* **Texte du document**:
____________

Débats : Que cent forums s’épanouissent




Forum social, forum anticapitaliste, forum libertaire… La pratique est dans l’air du temps : elle correspond à une réelle demande de débat et d’ouverture, même si elle tourne parfois à l’imposture. Essai de typologie.

Sous l’action combinée de « l’après 21-avril » et du Forum social européen de Florence, les forums de débat ont fleuri en France.

Le grand mouvement anti-FN du printemps avait permis une libération de la parole qui, combinée à l’effondrement de la « gauche plurielle », a poussé la plupart des organisations anticapitalistes à organiser des forums à plus ou moins grande échelle pour débattre largement de la situation nouvelle et proposer des perspectives d’action.

En parallèle, l’approche du FSE de Florence les 9, 10 et 11 novembre, a conduit à la tenue de forums sociaux dans de nombreuses localités.

Alternative libertaire, attachée à une pratique de débat et de confrontation, soutient ce type d’initiatives. Des forums de gauche anticapitalistes pour permettre des convergences dans l’action et populariser les idées révolutionnaires. Des forums sociaux pour permettre la convergence des luttes, mais aussi élaborer ensemble des alternatives au système capitaliste. Le tout bien sûr en préservant la nécessaire autonomie des mouvements sociaux par rapport aux organisations politiques.

1. Le forum populaire auto-organisé

Une assemblée populaire permanente, par laquelle transitent des centaines de personnes sur plusieurs jours, c’est la performance réalisée par des militantes et les militants étudiants de Nantes entre les deux tours de l’élection présidentielle. La libération de la parole et de l’échange y a été si tangible que même… des électeurs de Le Pen sont venus - brièvement - s’y exprimer. Il n’y a pas d’objectif particulier à une telle démarche qui n’est possible que dans des circonstances exceptionnelles. Sa finalité en soi est de permettre une expression et une politisation large.

2. Le forum anticapitaliste cartélisé

Il se constitue généralement sur la base d’un accord entre plusieurs organisations de gauche ou d’extrême gauche pour dialoguer franchement sur la démarche à avoir pour construire l’alternative. De tels forums ont pu se tenir à Nîmes, co-organisés par AL, la LCR, Écologie sociale, la Gauche communiste (du PCF), ou à Angers, avec le collectif « Résister lutter pour un autre monde » à l’initiative d’AL et de la LCR. Configuration large également à Lyon, où AL, la LCR et les Refondateurs communistes travaillent à l’organisation d’un forum en commun ; même la FA s’est jointe un temps à l’initiative, avant de s’en dissocier. Citons encore le Forum libertaire de Montreuil (AL, FA, CNT) qui, après son premier succès en juin dernier (plus de 500 personnes y avaient afflué), est devenu une structure permanente.

____________

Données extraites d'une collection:
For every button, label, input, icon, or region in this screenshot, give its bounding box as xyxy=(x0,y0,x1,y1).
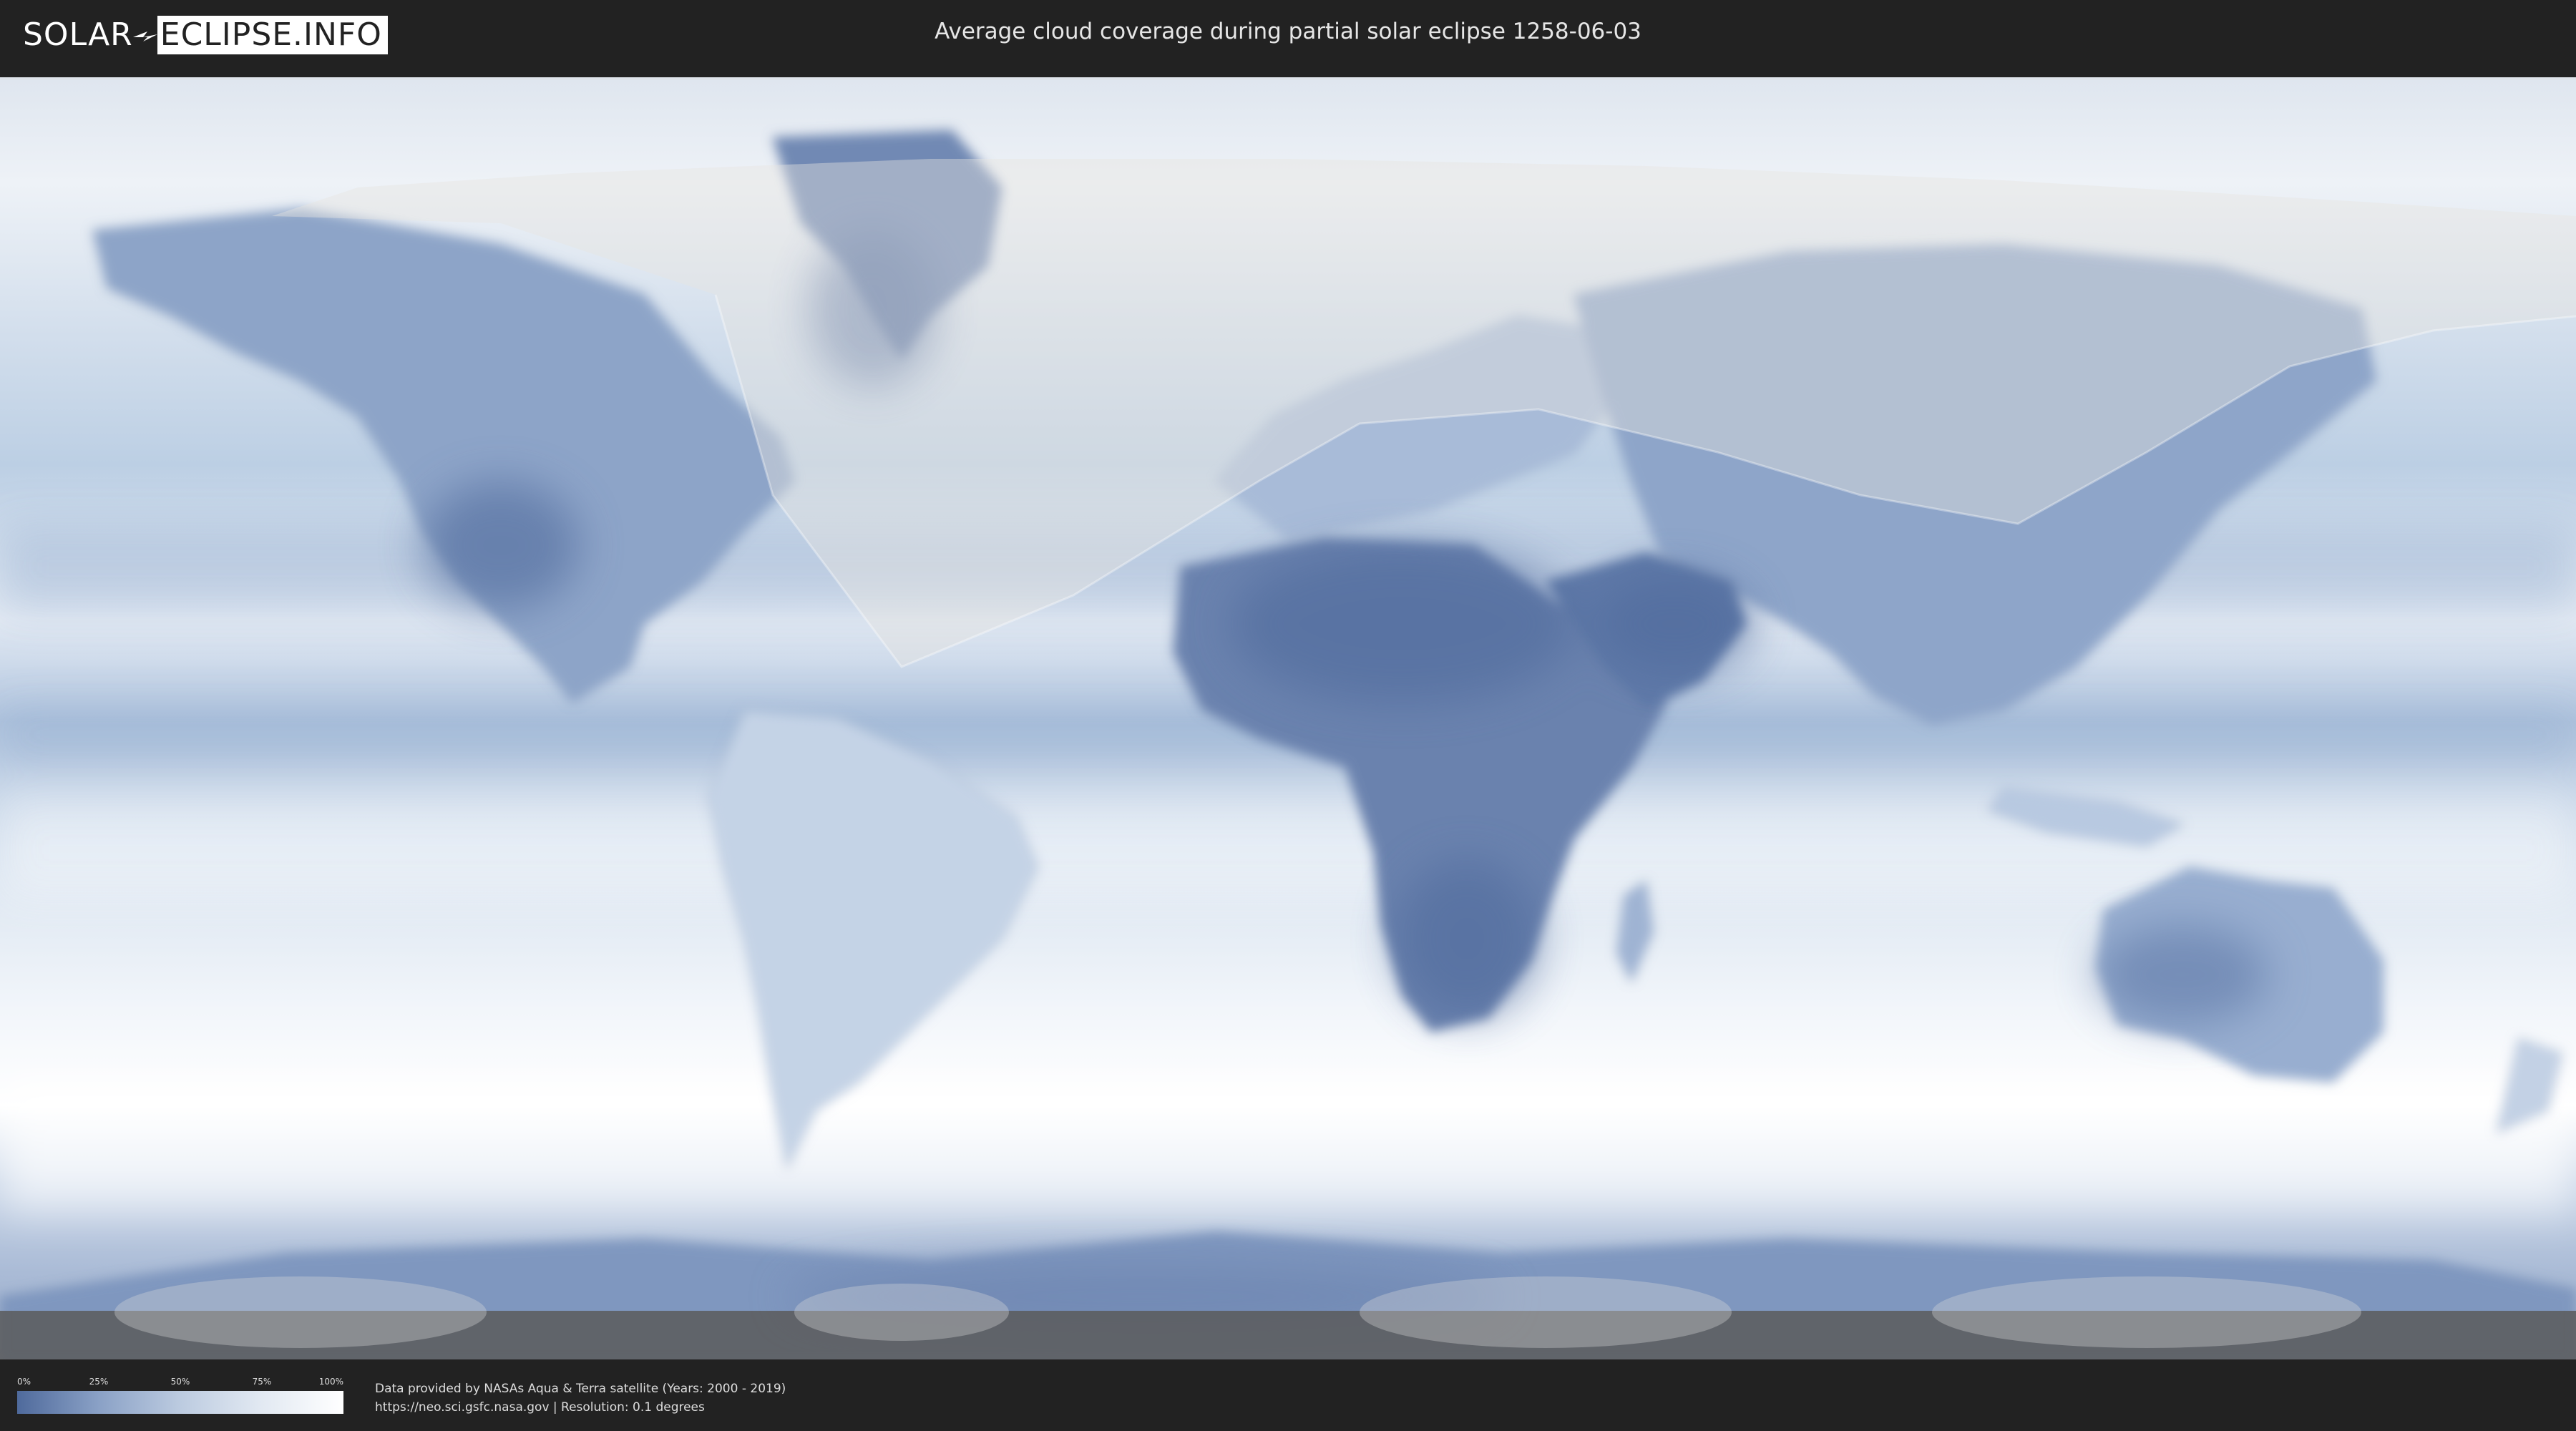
legend-tick: 50% xyxy=(170,1377,190,1387)
legend-ticks: 0% 25% 50% 75% 100% xyxy=(17,1377,343,1388)
page-title: Average cloud coverage during partial so… xyxy=(935,19,1641,44)
legend-tick: 0% xyxy=(17,1377,31,1387)
footer-bar: 0% 25% 50% 75% 100% Data provided by NAS… xyxy=(0,1359,2576,1431)
world-map-svg xyxy=(0,80,2576,1359)
cloud-coverage-legend: 0% 25% 50% 75% 100% xyxy=(17,1377,343,1414)
legend-color-bar xyxy=(17,1391,343,1414)
cloud-coverage-map[interactable] xyxy=(0,77,2576,1359)
data-credits: Data provided by NASAs Aqua & Terra sate… xyxy=(375,1379,786,1417)
legend-tick: 75% xyxy=(252,1377,272,1387)
header-bar: SOLAR ECLIPSE.INFO Average cloud coverag… xyxy=(0,0,2576,72)
credits-line-source: Data provided by NASAs Aqua & Terra sate… xyxy=(375,1382,786,1396)
credits-line-url[interactable]: https://neo.sci.gsfc.nasa.gov | Resoluti… xyxy=(375,1398,786,1417)
legend-tick: 25% xyxy=(89,1377,109,1387)
legend-tick: 100% xyxy=(318,1377,343,1387)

____________

* **Travail demandé**: Prolongez le texte sur les forums de débat en reprenant après sa dernière phrase. Les données n'interviennent en rien dans ce travail.

* **Réponse**:
La situation est plus floue à Toulouse, où la LCR a, dans un premier temps, tenté de lancer un forum exclusivement dominé par sa logique propre de refonder un parti à gauche de la gauche. Le ton de l’invitation a donc conduit AL et Motivé-e-s (et LO, mais c’est un non-événement) à refuser de s’y associer. Depuis les choses ont évolué, et AL est de nouveau en discussion avec la LCR pour lancer un forum qui s’intitulerait « Pour une alternative sociale et politique ».

3. Le forum anticapitaliste élargi

Autre forme possible : un espace de débat dépassant les organisations constituées, sur la base d’un appel d’individus, militantes et militants actifs dans le mouvement social et syndical, et soutenu par des organisations politiques. C’est le cas à Rennes où un forum soutenu par AL, la LCR, les Alternatifs et Tous ensemble à gauche (TEAG) s’est tenu courant novembre et a rassemblé une cinquantaine de personnes. AL a obtenu que dans le texte d’appel soit fait mention de l’abstention politique au 1er tour, et non uniquement du seul vote d’extrême gauche comme significatif d’un ras-le-bol par rapport à la politique de la « gauche plurielle », et a de même évité que soit inscrite comme un préalable au débat la nécessité de construire un nouveau parti électoral à gauche, ce qui n’aurait pu que dévoyer les débats à mener sur une alternative anticapitaliste !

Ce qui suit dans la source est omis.